-- EXERCISE DETAILS --
Please quote the material exactly, every line of it.

(Dataset items)
=-=-=

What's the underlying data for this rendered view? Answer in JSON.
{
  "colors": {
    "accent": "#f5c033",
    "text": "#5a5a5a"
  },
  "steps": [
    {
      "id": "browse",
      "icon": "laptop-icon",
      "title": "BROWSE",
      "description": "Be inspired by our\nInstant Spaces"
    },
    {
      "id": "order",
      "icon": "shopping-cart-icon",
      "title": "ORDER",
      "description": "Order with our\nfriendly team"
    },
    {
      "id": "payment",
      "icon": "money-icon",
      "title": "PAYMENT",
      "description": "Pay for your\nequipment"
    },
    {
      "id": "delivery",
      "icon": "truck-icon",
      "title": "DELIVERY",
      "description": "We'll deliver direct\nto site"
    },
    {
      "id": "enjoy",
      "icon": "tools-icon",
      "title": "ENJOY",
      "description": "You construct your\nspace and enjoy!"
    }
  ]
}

=-=-=

-- ANSWER TO THIS TASK --
What's the underlying data for this rendered view? Answer in JSON.
{
  "colors": {
    "accent": "#f5c033",
    "text": "#5a5a5a"
  },
  "steps": [
    {
      "id": "browse",
      "icon": "laptop-icon",
      "title": "BROWSE",
      "description": "Be inspired by our\nInstant Spaces"
    },
    {
      "id": "order",
      "icon": "shopping-cart-icon",
      "title": "ORDER",
      "description": "Order with our\nfriendly team"
    },
    {
      "id": "payment",
      "icon": "money-icon",
      "title": "PAYMENT",
      "description": "Pay for your\nequipment"
    },
    {
      "id": "delivery",
      "icon": "truck-icon",
      "title": "DELIVERY",
      "description": "We'll deliver direct\nto site"
    },
    {
      "id": "enjoy",
      "icon": "tools-icon",
      "title": "ENJOY",
      "description": "You construct your\nspace and enjoy!"
    }
  ]
}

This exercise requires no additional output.